------ Input rows

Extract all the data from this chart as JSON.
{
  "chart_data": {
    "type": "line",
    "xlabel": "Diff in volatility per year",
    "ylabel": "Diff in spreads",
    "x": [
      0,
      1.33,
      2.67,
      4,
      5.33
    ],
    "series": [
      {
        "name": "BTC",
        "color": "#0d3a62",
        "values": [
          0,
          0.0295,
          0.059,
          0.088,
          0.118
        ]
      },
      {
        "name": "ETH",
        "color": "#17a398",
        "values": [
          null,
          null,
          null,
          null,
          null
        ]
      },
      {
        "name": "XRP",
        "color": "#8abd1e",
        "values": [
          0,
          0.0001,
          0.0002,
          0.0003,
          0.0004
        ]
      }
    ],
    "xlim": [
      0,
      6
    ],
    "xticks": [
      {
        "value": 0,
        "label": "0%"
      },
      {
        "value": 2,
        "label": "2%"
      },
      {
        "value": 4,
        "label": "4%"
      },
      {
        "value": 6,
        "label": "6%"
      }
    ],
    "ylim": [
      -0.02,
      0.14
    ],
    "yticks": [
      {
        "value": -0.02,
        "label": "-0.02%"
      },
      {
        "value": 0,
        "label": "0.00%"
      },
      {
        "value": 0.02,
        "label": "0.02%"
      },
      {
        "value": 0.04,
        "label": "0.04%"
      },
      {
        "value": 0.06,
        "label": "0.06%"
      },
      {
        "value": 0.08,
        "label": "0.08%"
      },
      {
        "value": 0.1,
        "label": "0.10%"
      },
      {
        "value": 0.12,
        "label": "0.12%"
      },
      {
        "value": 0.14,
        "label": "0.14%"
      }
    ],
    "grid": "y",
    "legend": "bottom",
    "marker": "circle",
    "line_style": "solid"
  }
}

------------

## Work to complete
For the listing above, identify each line bearing "color".

## Complete answer
        "color": "#0d3a62",
        "color": "#17a398",
        "color": "#8abd1e",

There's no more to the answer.